A run of records
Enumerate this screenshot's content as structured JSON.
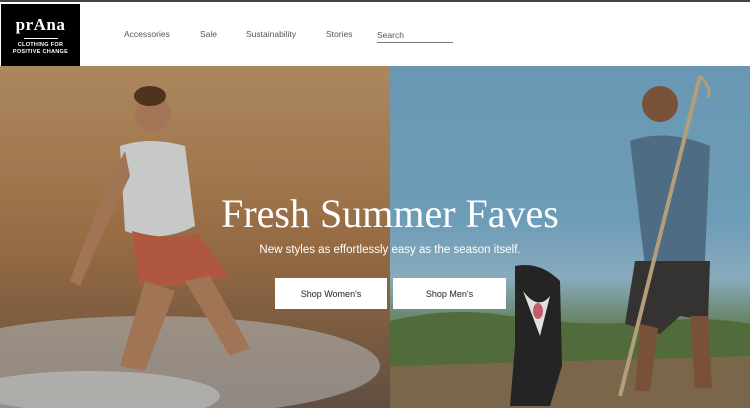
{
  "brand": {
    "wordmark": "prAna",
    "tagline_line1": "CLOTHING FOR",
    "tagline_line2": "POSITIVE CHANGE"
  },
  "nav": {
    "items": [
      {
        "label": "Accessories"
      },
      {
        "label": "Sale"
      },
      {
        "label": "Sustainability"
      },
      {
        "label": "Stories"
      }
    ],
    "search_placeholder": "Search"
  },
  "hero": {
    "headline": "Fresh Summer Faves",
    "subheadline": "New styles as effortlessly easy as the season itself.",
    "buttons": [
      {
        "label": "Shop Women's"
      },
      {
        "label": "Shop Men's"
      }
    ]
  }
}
* * *
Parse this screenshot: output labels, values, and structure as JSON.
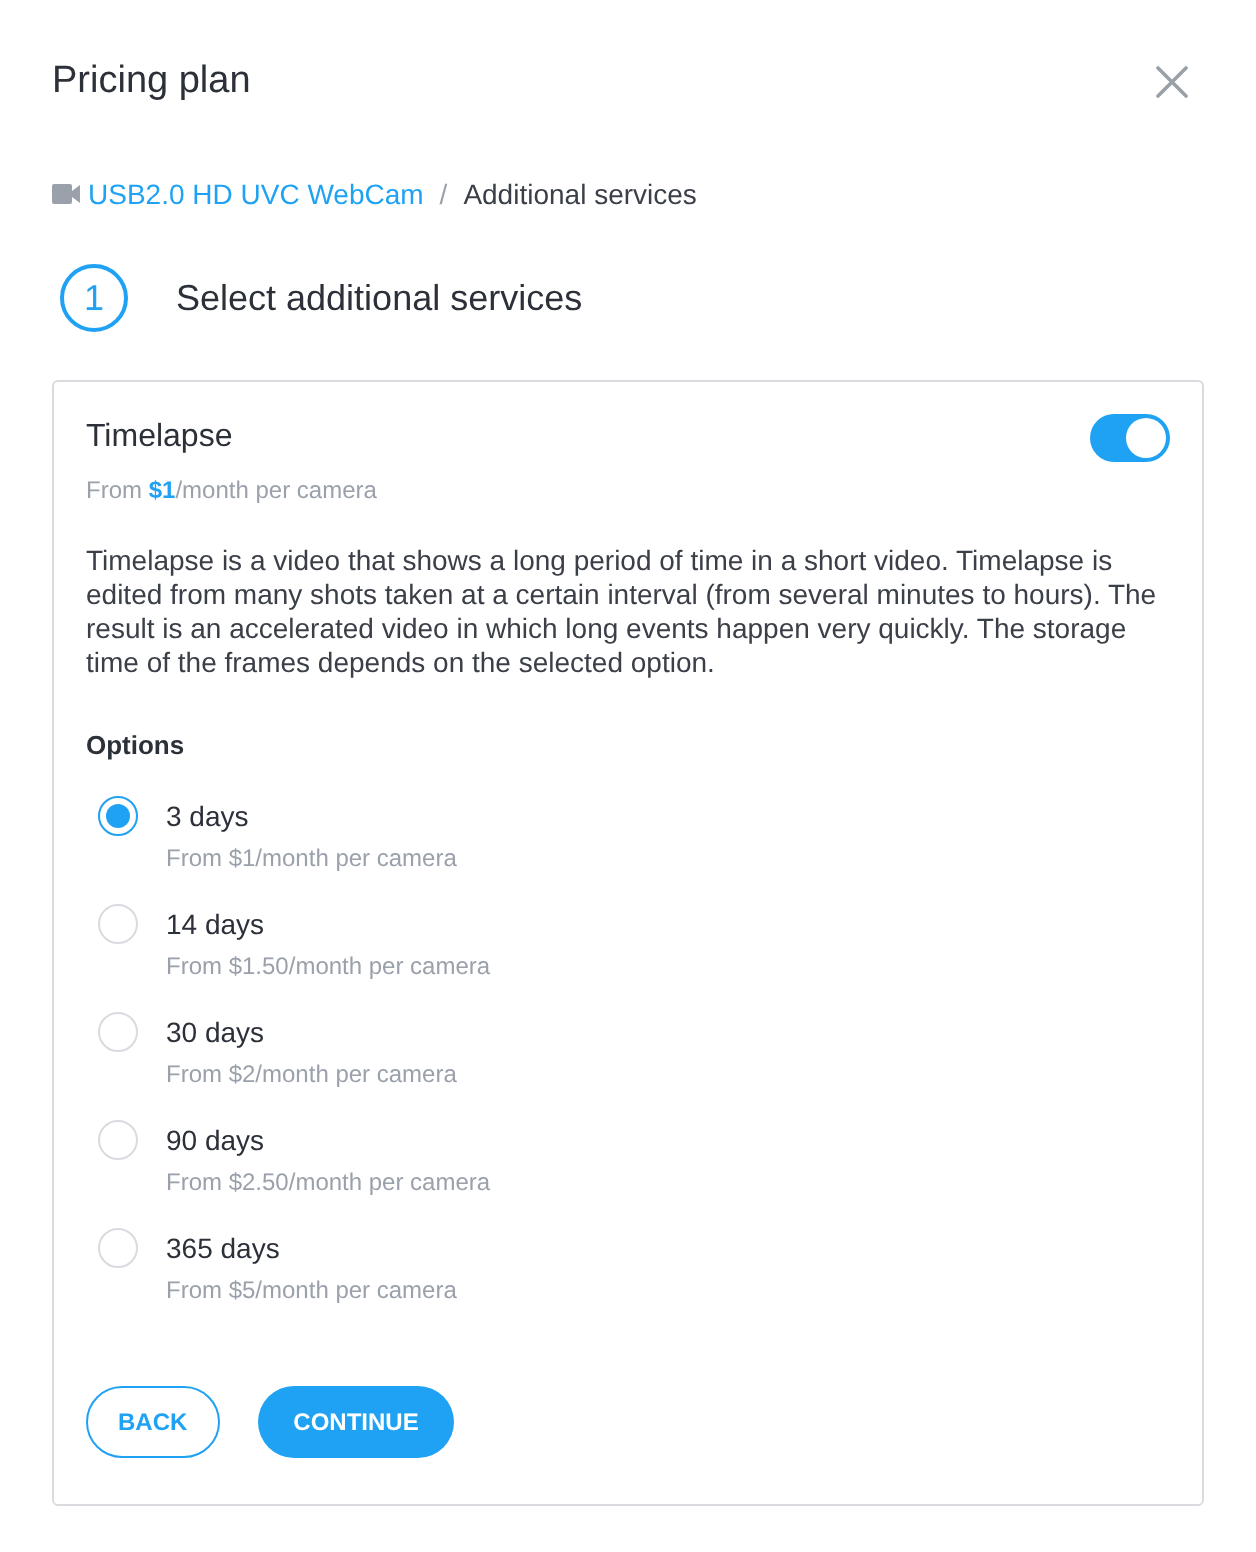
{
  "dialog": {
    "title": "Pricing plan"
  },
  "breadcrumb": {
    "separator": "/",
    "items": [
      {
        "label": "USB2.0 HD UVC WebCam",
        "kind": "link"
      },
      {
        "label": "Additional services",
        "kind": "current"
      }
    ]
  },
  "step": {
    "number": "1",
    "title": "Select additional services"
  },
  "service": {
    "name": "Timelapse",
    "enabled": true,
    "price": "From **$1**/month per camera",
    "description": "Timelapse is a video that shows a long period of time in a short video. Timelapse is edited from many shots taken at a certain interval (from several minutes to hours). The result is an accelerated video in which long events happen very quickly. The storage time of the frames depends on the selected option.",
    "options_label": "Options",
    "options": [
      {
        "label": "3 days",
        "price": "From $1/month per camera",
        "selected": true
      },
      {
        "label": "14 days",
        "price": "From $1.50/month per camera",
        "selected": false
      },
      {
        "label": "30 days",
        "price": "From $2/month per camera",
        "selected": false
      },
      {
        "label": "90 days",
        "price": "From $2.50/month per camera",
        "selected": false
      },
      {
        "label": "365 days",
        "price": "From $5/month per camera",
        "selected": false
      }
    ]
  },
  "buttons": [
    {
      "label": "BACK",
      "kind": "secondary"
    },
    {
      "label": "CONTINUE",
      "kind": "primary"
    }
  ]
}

What the task asks
Determine the count of lines in the data above with the string "camera" in them, and give that count alone.

Solved problem
6